• Task requirements: Write out the records below once more, exactly as they stand.
· · · · · · ·
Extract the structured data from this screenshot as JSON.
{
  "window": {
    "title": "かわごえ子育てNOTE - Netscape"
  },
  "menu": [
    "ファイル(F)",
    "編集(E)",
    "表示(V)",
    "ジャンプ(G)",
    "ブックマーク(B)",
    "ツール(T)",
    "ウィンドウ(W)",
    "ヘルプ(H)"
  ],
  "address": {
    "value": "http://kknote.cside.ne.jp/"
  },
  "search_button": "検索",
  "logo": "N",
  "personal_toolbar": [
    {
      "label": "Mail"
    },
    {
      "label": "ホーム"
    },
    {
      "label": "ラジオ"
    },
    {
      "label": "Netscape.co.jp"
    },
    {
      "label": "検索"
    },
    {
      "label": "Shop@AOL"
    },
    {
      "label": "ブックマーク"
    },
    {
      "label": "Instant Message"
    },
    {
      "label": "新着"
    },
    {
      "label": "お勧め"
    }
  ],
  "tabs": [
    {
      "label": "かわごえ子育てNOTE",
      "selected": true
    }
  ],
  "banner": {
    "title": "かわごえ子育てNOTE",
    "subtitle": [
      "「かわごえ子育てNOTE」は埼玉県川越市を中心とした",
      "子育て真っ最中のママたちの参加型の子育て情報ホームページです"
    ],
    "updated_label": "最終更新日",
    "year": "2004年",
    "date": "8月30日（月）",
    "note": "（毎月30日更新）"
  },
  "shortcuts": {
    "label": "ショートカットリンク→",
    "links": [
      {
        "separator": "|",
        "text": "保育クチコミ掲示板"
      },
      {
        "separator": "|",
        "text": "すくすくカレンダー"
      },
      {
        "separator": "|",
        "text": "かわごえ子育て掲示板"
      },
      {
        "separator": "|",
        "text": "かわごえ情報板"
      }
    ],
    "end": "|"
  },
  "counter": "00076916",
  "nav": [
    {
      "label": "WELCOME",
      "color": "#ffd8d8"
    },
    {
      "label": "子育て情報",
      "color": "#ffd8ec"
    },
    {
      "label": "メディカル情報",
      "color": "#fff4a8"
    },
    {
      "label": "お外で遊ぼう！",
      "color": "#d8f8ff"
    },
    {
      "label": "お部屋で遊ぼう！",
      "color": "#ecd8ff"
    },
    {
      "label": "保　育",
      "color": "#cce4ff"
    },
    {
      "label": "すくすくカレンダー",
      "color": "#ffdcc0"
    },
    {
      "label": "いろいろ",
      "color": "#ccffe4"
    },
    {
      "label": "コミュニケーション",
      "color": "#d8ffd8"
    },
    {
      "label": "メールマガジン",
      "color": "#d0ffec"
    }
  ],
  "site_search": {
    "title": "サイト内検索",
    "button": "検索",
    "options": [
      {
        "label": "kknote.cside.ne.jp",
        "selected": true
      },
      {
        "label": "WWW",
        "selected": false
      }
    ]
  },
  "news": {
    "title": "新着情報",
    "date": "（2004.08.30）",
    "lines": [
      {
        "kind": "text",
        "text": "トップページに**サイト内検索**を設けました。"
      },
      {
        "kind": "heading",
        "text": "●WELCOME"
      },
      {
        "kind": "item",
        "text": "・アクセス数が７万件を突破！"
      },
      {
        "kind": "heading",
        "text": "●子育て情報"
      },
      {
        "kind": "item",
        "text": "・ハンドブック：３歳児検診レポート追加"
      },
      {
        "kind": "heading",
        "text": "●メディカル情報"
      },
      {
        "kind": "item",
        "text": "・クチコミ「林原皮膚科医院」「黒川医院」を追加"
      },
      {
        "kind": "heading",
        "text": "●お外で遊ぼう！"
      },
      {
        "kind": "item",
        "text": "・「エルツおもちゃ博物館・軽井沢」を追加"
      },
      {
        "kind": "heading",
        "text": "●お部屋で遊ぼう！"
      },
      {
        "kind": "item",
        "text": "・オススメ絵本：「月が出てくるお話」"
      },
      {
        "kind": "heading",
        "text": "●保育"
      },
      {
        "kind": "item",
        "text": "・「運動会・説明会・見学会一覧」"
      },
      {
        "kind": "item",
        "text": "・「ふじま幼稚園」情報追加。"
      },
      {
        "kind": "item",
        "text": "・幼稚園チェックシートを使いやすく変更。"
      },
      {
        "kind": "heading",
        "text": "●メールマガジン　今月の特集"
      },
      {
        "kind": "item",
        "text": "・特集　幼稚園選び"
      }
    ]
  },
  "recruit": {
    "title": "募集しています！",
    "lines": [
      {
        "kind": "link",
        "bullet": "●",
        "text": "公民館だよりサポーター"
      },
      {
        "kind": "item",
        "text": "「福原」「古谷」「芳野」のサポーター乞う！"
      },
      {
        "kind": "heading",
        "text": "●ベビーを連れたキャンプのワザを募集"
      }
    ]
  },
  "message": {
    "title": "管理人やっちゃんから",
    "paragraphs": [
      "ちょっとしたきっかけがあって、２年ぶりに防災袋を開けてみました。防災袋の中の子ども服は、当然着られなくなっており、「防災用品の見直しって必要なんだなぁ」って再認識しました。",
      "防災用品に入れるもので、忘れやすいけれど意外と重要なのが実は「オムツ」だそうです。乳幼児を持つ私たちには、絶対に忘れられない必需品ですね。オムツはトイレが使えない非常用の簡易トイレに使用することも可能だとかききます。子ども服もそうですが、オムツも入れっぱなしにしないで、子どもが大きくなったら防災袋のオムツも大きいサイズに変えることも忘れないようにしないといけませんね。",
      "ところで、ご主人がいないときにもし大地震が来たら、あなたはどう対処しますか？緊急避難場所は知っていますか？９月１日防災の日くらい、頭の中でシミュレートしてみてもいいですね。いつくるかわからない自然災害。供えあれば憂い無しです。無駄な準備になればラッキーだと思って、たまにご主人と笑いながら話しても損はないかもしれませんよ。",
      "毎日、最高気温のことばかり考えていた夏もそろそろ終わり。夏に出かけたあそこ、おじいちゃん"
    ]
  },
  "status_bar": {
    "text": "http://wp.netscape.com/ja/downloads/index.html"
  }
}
· · · · · · ·
• Result for this task:
Extract the structured data from this screenshot as JSON.
{
  "window": {
    "title": "かわごえ子育てNOTE - Netscape"
  },
  "menu": [
    "ファイル(F)",
    "編集(E)",
    "表示(V)",
    "ジャンプ(G)",
    "ブックマーク(B)",
    "ツール(T)",
    "ウィンドウ(W)",
    "ヘルプ(H)"
  ],
  "address": {
    "value": "http://kknote.cside.ne.jp/"
  },
  "search_button": "検索",
  "logo": "N",
  "personal_toolbar": [
    {
      "label": "Mail"
    },
    {
      "label": "ホーム"
    },
    {
      "label": "ラジオ"
    },
    {
      "label": "Netscape.co.jp"
    },
    {
      "label": "検索"
    },
    {
      "label": "Shop@AOL"
    },
    {
      "label": "ブックマーク"
    },
    {
      "label": "Instant Message"
    },
    {
      "label": "新着"
    },
    {
      "label": "お勧め"
    }
  ],
  "tabs": [
    {
      "label": "かわごえ子育てNOTE",
      "selected": true
    }
  ],
  "banner": {
    "title": "かわごえ子育てNOTE",
    "subtitle": [
      "「かわごえ子育てNOTE」は埼玉県川越市を中心とした",
      "子育て真っ最中のママたちの参加型の子育て情報ホームページです"
    ],
    "updated_label": "最終更新日",
    "year": "2004年",
    "date": "8月30日（月）",
    "note": "（毎月30日更新）"
  },
  "shortcuts": {
    "label": "ショートカットリンク→",
    "links": [
      {
        "separator": "|",
        "text": "保育クチコミ掲示板"
      },
      {
        "separator": "|",
        "text": "すくすくカレンダー"
      },
      {
        "separator": "|",
        "text": "かわごえ子育て掲示板"
      },
      {
        "separator": "|",
        "text": "かわごえ情報板"
      }
    ],
    "end": "|"
  },
  "counter": "00076916",
  "nav": [
    {
      "label": "WELCOME",
      "color": "#ffd8d8"
    },
    {
      "label": "子育て情報",
      "color": "#ffd8ec"
    },
    {
      "label": "メディカル情報",
      "color": "#fff4a8"
    },
    {
      "label": "お外で遊ぼう！",
      "color": "#d8f8ff"
    },
    {
      "label": "お部屋で遊ぼう！",
      "color": "#ecd8ff"
    },
    {
      "label": "保　育",
      "color": "#cce4ff"
    },
    {
      "label": "すくすくカレンダー",
      "color": "#ffdcc0"
    },
    {
      "label": "いろいろ",
      "color": "#ccffe4"
    },
    {
      "label": "コミュニケーション",
      "color": "#d8ffd8"
    },
    {
      "label": "メールマガジン",
      "color": "#d0ffec"
    }
  ],
  "site_search": {
    "title": "サイト内検索",
    "button": "検索",
    "options": [
      {
        "label": "kknote.cside.ne.jp",
        "selected": true
      },
      {
        "label": "WWW",
        "selected": false
      }
    ]
  },
  "news": {
    "title": "新着情報",
    "date": "（2004.08.30）",
    "lines": [
      {
        "kind": "text",
        "text": "トップページに**サイト内検索**を設けました。"
      },
      {
        "kind": "heading",
        "text": "●WELCOME"
      },
      {
        "kind": "item",
        "text": "・アクセス数が７万件を突破！"
      },
      {
        "kind": "heading",
        "text": "●子育て情報"
      },
      {
        "kind": "item",
        "text": "・ハンドブック：３歳児検診レポート追加"
      },
      {
        "kind": "heading",
        "text": "●メディカル情報"
      },
      {
        "kind": "item",
        "text": "・クチコミ「林原皮膚科医院」「黒川医院」を追加"
      },
      {
        "kind": "heading",
        "text": "●お外で遊ぼう！"
      },
      {
        "kind": "item",
        "text": "・「エルツおもちゃ博物館・軽井沢」を追加"
      },
      {
        "kind": "heading",
        "text": "●お部屋で遊ぼう！"
      },
      {
        "kind": "item",
        "text": "・オススメ絵本：「月が出てくるお話」"
      },
      {
        "kind": "heading",
        "text": "●保育"
      },
      {
        "kind": "item",
        "text": "・「運動会・説明会・見学会一覧」"
      },
      {
        "kind": "item",
        "text": "・「ふじま幼稚園」情報追加。"
      },
      {
        "kind": "item",
        "text": "・幼稚園チェックシートを使いやすく変更。"
      },
      {
        "kind": "heading",
        "text": "●メールマガジン　今月の特集"
      },
      {
        "kind": "item",
        "text": "・特集　幼稚園選び"
      }
    ]
  },
  "recruit": {
    "title": "募集しています！",
    "lines": [
      {
        "kind": "link",
        "bullet": "●",
        "text": "公民館だよりサポーター"
      },
      {
        "kind": "item",
        "text": "「福原」「古谷」「芳野」のサポーター乞う！"
      },
      {
        "kind": "heading",
        "text": "●ベビーを連れたキャンプのワザを募集"
      }
    ]
  },
  "message": {
    "title": "管理人やっちゃんから",
    "paragraphs": [
      "ちょっとしたきっかけがあって、２年ぶりに防災袋を開けてみました。防災袋の中の子ども服は、当然着られなくなっており、「防災用品の見直しって必要なんだなぁ」って再認識しました。",
      "防災用品に入れるもので、忘れやすいけれど意外と重要なのが実は「オムツ」だそうです。乳幼児を持つ私たちには、絶対に忘れられない必需品ですね。オムツはトイレが使えない非常用の簡易トイレに使用することも可能だとかききます。子ども服もそうですが、オムツも入れっぱなしにしないで、子どもが大きくなったら防災袋のオムツも大きいサイズに変えることも忘れないようにしないといけませんね。",
      "ところで、ご主人がいないときにもし大地震が来たら、あなたはどう対処しますか？緊急避難場所は知っていますか？９月１日防災の日くらい、頭の中でシミュレートしてみてもいいですね。いつくるかわからない自然災害。供えあれば憂い無しです。無駄な準備になればラッキーだと思って、たまにご主人と笑いながら話しても損はないかもしれませんよ。",
      "毎日、最高気温のことばかり考えていた夏もそろそろ終わり。夏に出かけたあそこ、おじいちゃん"
    ]
  },
  "status_bar": {
    "text": "http://wp.netscape.com/ja/downloads/index.html"
  }
}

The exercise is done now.